------ Source material

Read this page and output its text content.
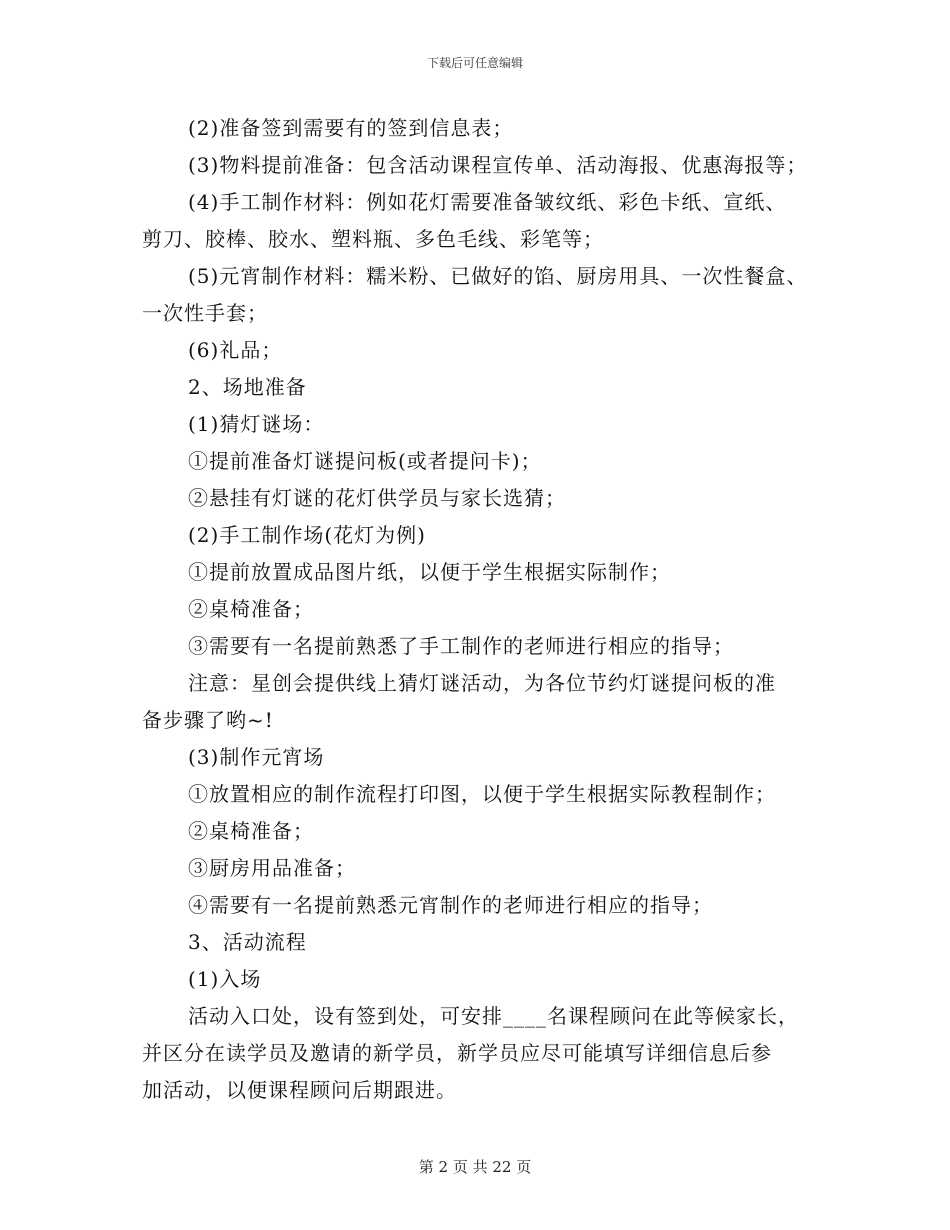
下载后可任意编辑
(2)准备签到需要有的签到信息表；
(3)物料提前准备：包含活动课程宣传单、活动海报、优惠海报等；
(4)手工制作材料：例如花灯需要准备皱纹纸、彩色卡纸、宣纸、
剪刀、胶棒、胶水、塑料瓶、多色毛线、彩笔等；
(5)元宵制作材料：糯米粉、已做好的馅、厨房用具、一次性餐盒、
一次性手套；
(6)礼品；
2、场地准备
(1)猜灯谜场：
①提前准备灯谜提问板(或者提问卡)；
②悬挂有灯谜的花灯供学员与家长选猜；
(2)手工制作场(花灯为例)
①提前放置成品图片纸，以便于学生根据实际制作；
②桌椅准备；
③需要有一名提前熟悉了手工制作的老师进行相应的指导；
注意：星创会提供线上猜灯谜活动，为各位节约灯谜提问板的准
备步骤了哟~!
(3)制作元宵场
①放置相应的制作流程打印图，以便于学生根据实际教程制作；
②桌椅准备；
③厨房用品准备；
④需要有一名提前熟悉元宵制作的老师进行相应的指导；
3、活动流程
(1)入场
活动入口处，设有签到处，可安排____名课程顾问在此等候家长，
并区分在读学员及邀请的新学员，新学员应尽可能填写详细信息后参
加活动，以便课程顾问后期跟进。
第 2 页 共 22 页
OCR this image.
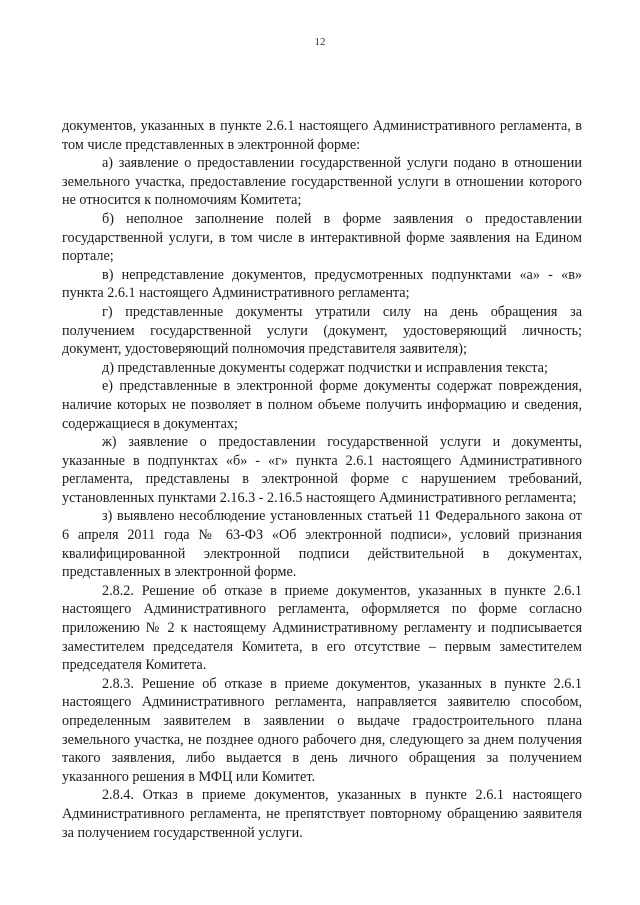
12

документов, указанных в пункте 2.6.1 настоящего Административного регламента, в том числе представленных в электронной форме:

а) заявление о предоставлении государственной услуги подано в отношении земельного участка, предоставление государственной услуги в отношении которого не относится к полномочиям Комитета;

б) неполное заполнение полей в форме заявления о предоставлении государственной услуги, в том числе в интерактивной форме заявления на Едином портале;

в) непредставление документов, предусмотренных подпунктами «а» - «в» пункта 2.6.1 настоящего Административного регламента;

г) представленные документы утратили силу на день обращения за получением государственной услуги (документ, удостоверяющий личность; документ, удостоверяющий полномочия представителя заявителя);

д) представленные документы содержат подчистки и исправления текста;

е) представленные в электронной форме документы содержат повреждения, наличие которых не позволяет в полном объеме получить информацию и сведения, содержащиеся в документах;

ж) заявление о предоставлении государственной услуги и документы, указанные в подпунктах «б» - «г» пункта 2.6.1 настоящего Административного регламента, представлены в электронной форме с нарушением требований, установленных пунктами 2.16.3 - 2.16.5 настоящего Административного регламента;

з) выявлено несоблюдение установленных статьей 11 Федерального закона от 6 апреля 2011 года № 63-ФЗ «Об электронной подписи», условий признания квалифицированной электронной подписи действительной в документах, представленных в электронной форме.

2.8.2. Решение об отказе в приеме документов, указанных в пункте 2.6.1 настоящего Административного регламента, оформляется по форме согласно приложению № 2 к настоящему Административному регламенту и подписывается заместителем председателя Комитета, в его отсутствие – первым заместителем председателя Комитета.

2.8.3. Решение об отказе в приеме документов, указанных в пункте 2.6.1 настоящего Административного регламента, направляется заявителю способом, определенным заявителем в заявлении о выдаче градостроительного плана земельного участка, не позднее одного рабочего дня, следующего за днем получения такого заявления, либо выдается в день личного обращения за получением указанного решения в МФЦ или Комитет.

2.8.4. Отказ в приеме документов, указанных в пункте 2.6.1 настоящего Административного регламента, не препятствует повторному обращению заявителя за получением государственной услуги.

------------

Exercise brief:
Reproduce the full material exactly, excluding the pictures.

Response to this exercise:
Read this page and output its text content.
下载后可任意编辑
(2)准备签到需要有的签到信息表；
(3)物料提前准备：包含活动课程宣传单、活动海报、优惠海报等；
(4)手工制作材料：例如花灯需要准备皱纹纸、彩色卡纸、宣纸、
剪刀、胶棒、胶水、塑料瓶、多色毛线、彩笔等；
(5)元宵制作材料：糯米粉、已做好的馅、厨房用具、一次性餐盒、
一次性手套；
(6)礼品；
2、场地准备
(1)猜灯谜场：
①提前准备灯谜提问板(或者提问卡)；
②悬挂有灯谜的花灯供学员与家长选猜；
(2)手工制作场(花灯为例)
①提前放置成品图片纸，以便于学生根据实际制作；
②桌椅准备；
③需要有一名提前熟悉了手工制作的老师进行相应的指导；
注意：星创会提供线上猜灯谜活动，为各位节约灯谜提问板的准
备步骤了哟~!
(3)制作元宵场
①放置相应的制作流程打印图，以便于学生根据实际教程制作；
②桌椅准备；
③厨房用品准备；
④需要有一名提前熟悉元宵制作的老师进行相应的指导；
3、活动流程
(1)入场
活动入口处，设有签到处，可安排____名课程顾问在此等候家长，
并区分在读学员及邀请的新学员，新学员应尽可能填写详细信息后参
加活动，以便课程顾问后期跟进。
第 2 页 共 22 页
OCR this image.
12

документов, указанных в пункте 2.6.1 настоящего Административного регламента, в том числе представленных в электронной форме:

а) заявление о предоставлении государственной услуги подано в отношении земельного участка, предоставление государственной услуги в отношении которого не относится к полномочиям Комитета;

б) неполное заполнение полей в форме заявления о предоставлении государственной услуги, в том числе в интерактивной форме заявления на Едином портале;

в) непредставление документов, предусмотренных подпунктами «а» - «в» пункта 2.6.1 настоящего Административного регламента;

г) представленные документы утратили силу на день обращения за получением государственной услуги (документ, удостоверяющий личность; документ, удостоверяющий полномочия представителя заявителя);

д) представленные документы содержат подчистки и исправления текста;

е) представленные в электронной форме документы содержат повреждения, наличие которых не позволяет в полном объеме получить информацию и сведения, содержащиеся в документах;

ж) заявление о предоставлении государственной услуги и документы, указанные в подпунктах «б» - «г» пункта 2.6.1 настоящего Административного регламента, представлены в электронной форме с нарушением требований, установленных пунктами 2.16.3 - 2.16.5 настоящего Административного регламента;

з) выявлено несоблюдение установленных статьей 11 Федерального закона от 6 апреля 2011 года № 63-ФЗ «Об электронной подписи», условий признания квалифицированной электронной подписи действительной в документах, представленных в электронной форме.

2.8.2. Решение об отказе в приеме документов, указанных в пункте 2.6.1 настоящего Административного регламента, оформляется по форме согласно приложению № 2 к настоящему Административному регламенту и подписывается заместителем председателя Комитета, в его отсутствие – первым заместителем председателя Комитета.

2.8.3. Решение об отказе в приеме документов, указанных в пункте 2.6.1 настоящего Административного регламента, направляется заявителю способом, определенным заявителем в заявлении о выдаче градостроительного плана земельного участка, не позднее одного рабочего дня, следующего за днем получения такого заявления, либо выдается в день личного обращения за получением указанного решения в МФЦ или Комитет.

2.8.4. Отказ в приеме документов, указанных в пункте 2.6.1 настоящего Административного регламента, не препятствует повторному обращению заявителя за получением государственной услуги.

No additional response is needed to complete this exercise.